## Written request:
Collect all lines containing the word "will" from the data.

## Data in this exercise:
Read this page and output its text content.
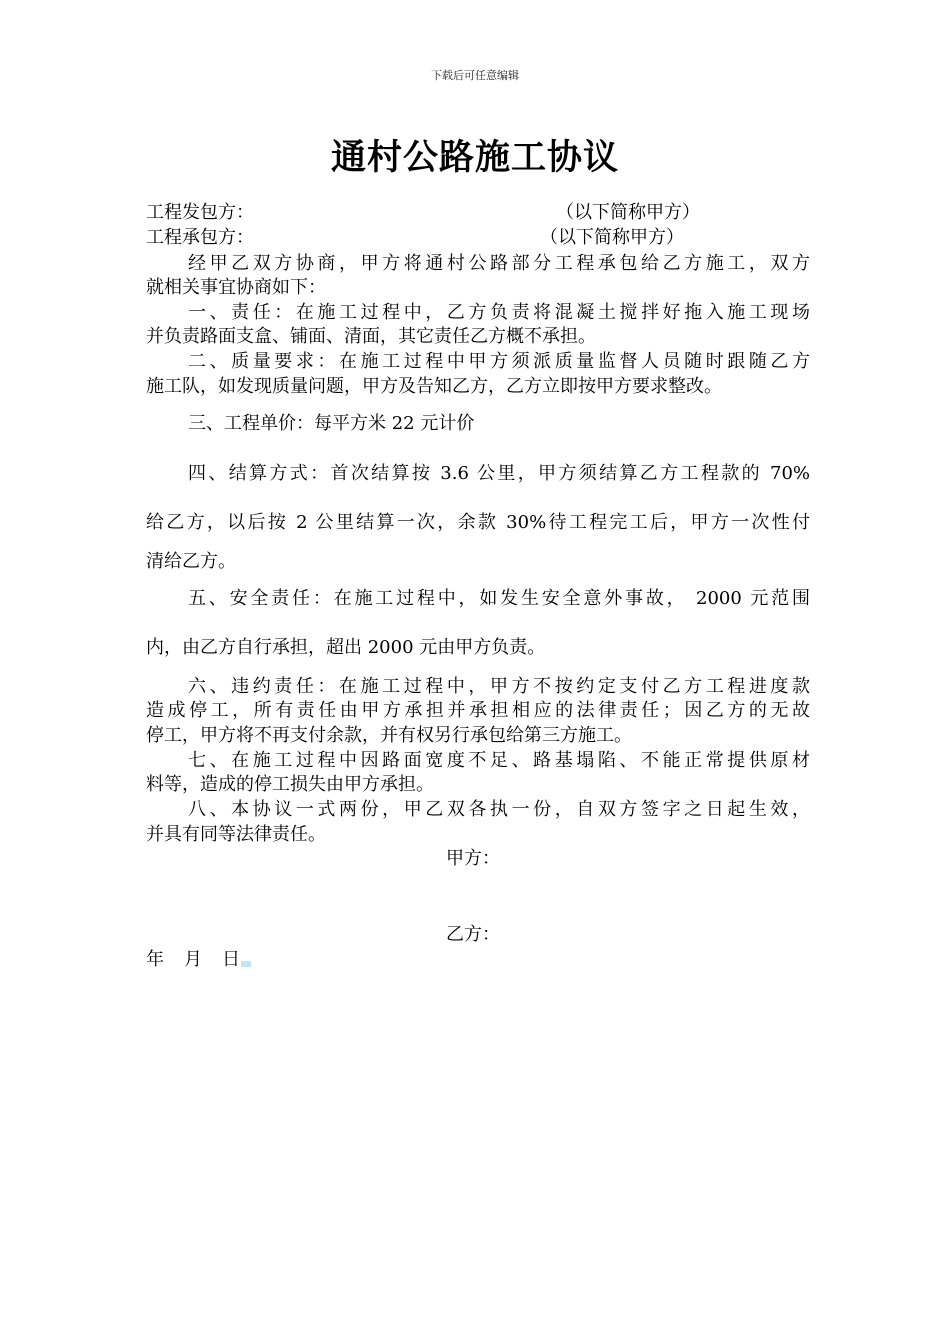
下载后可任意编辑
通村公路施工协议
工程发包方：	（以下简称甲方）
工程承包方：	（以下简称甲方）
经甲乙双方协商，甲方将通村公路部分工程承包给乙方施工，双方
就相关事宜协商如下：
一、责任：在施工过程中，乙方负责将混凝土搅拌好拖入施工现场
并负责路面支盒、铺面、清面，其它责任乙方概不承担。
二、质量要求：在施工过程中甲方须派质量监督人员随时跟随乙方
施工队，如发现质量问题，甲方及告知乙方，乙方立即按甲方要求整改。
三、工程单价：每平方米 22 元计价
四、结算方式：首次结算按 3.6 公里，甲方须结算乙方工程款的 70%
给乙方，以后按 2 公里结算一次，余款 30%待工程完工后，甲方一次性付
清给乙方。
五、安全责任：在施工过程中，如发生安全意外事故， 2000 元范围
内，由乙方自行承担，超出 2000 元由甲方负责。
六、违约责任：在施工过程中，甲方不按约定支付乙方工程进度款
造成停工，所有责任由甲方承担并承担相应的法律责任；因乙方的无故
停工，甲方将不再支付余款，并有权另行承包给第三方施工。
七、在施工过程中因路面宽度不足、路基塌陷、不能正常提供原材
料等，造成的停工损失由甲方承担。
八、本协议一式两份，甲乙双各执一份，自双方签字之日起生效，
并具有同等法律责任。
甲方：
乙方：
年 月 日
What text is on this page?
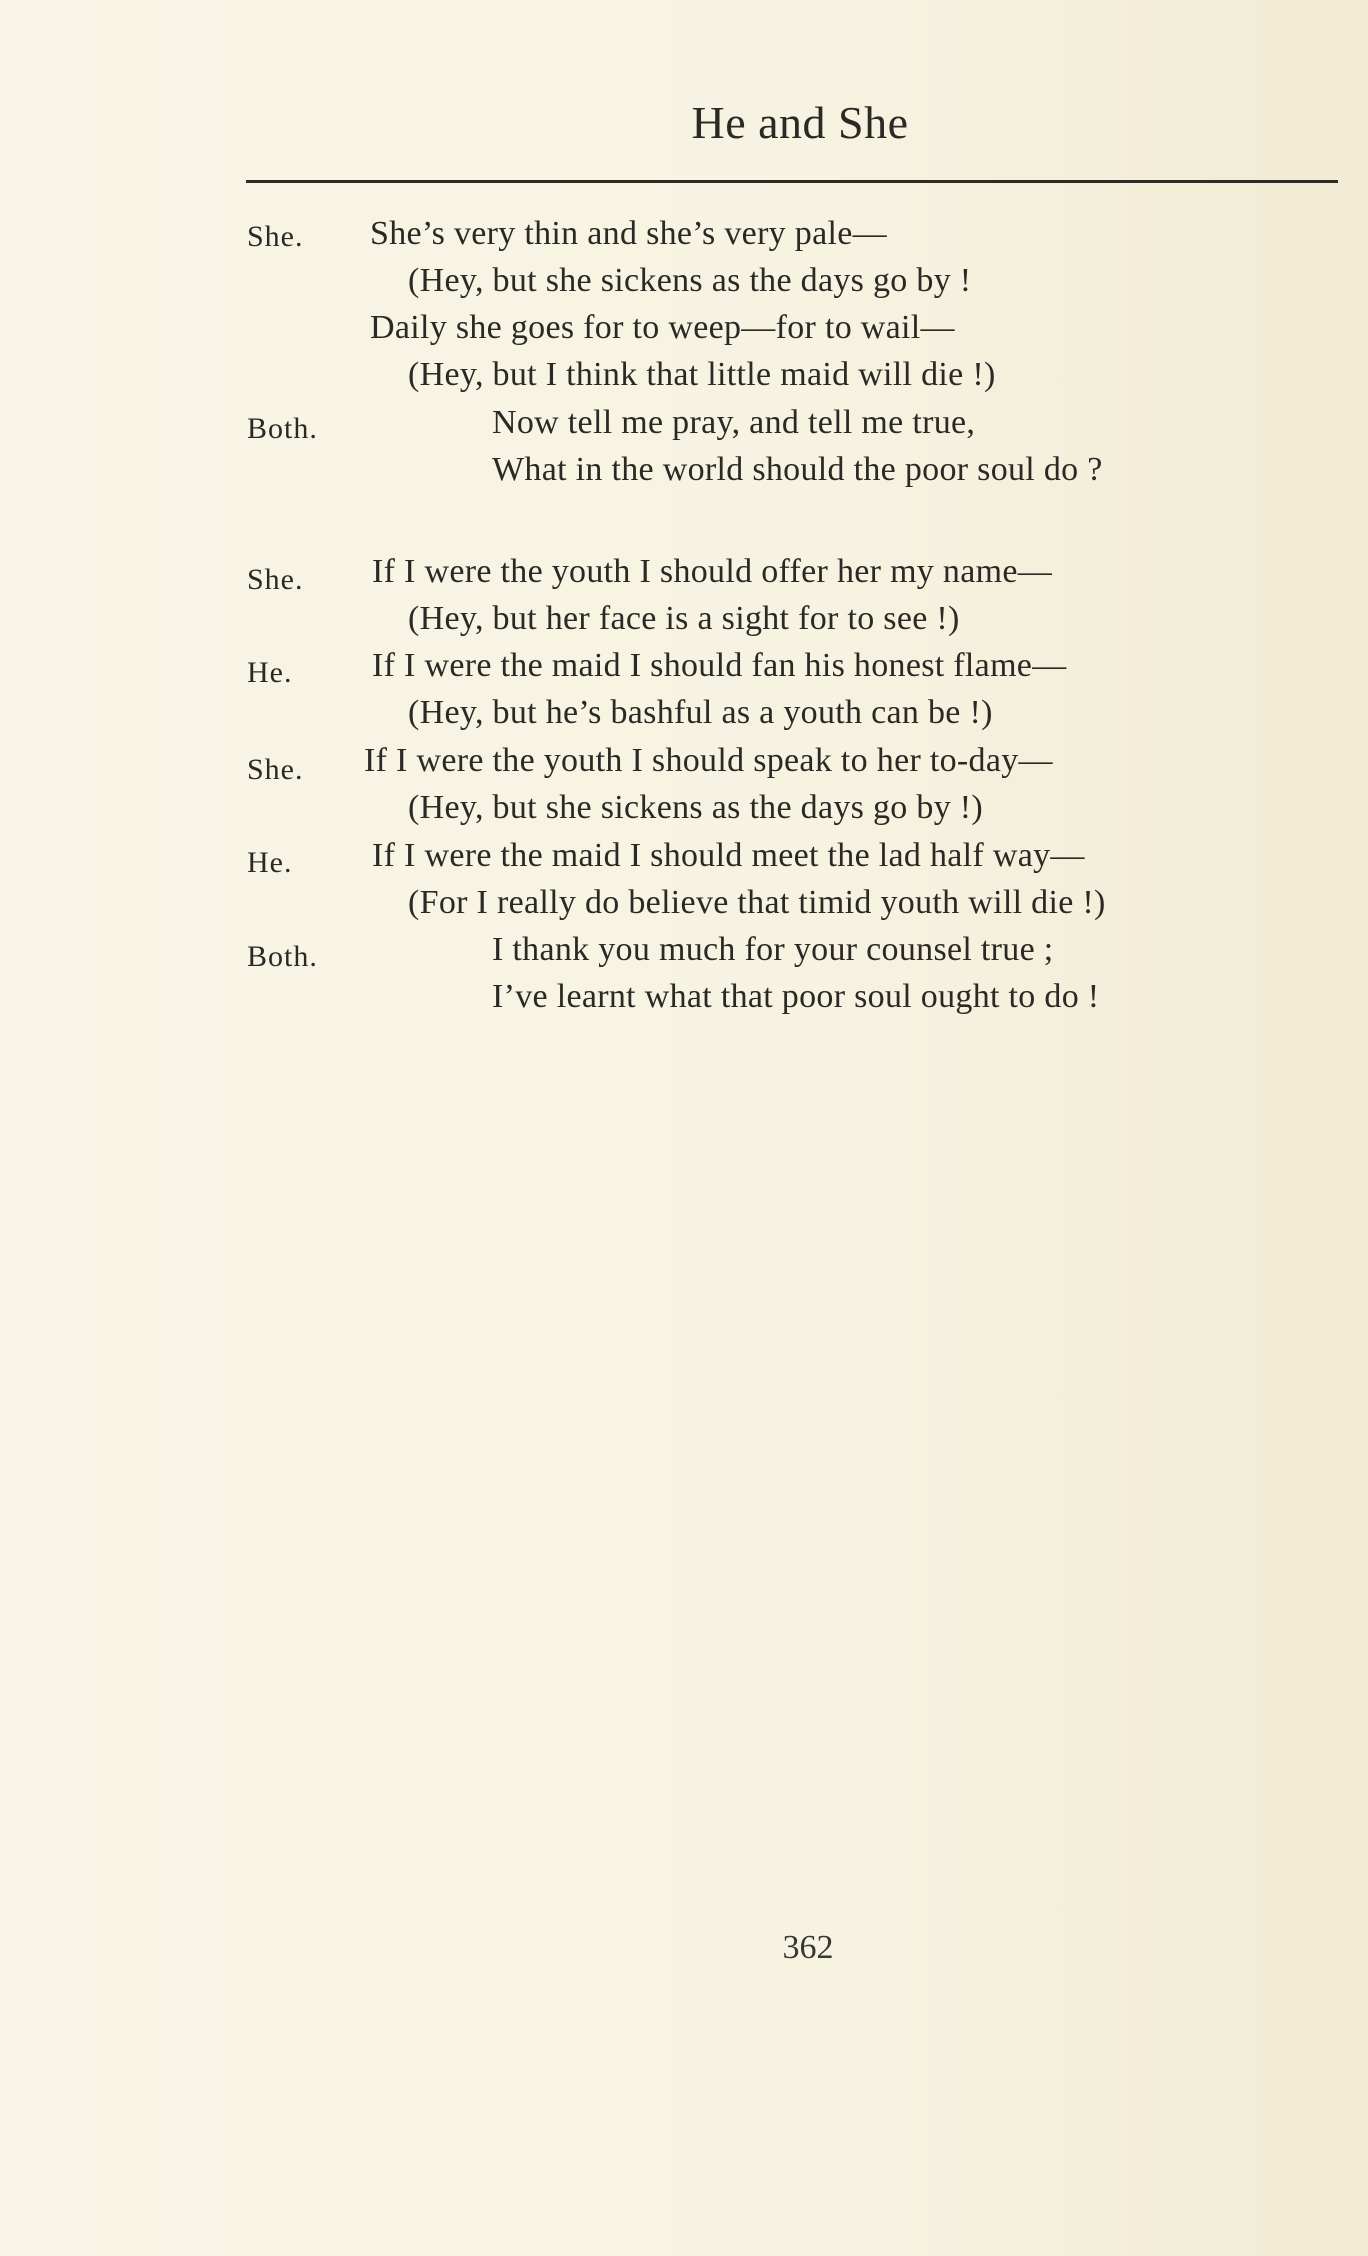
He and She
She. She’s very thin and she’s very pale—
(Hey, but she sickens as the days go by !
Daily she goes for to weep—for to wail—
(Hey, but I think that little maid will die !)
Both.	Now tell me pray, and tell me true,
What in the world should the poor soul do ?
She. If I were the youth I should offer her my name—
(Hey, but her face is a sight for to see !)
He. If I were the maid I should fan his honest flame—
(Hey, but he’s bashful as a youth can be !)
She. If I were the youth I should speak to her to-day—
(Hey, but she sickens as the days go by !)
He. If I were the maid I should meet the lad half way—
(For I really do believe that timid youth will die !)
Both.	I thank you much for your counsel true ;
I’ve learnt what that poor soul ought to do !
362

## Solution to this problem:
(Hey, but I think that little maid will die !)
(For I really do believe that timid youth will die !)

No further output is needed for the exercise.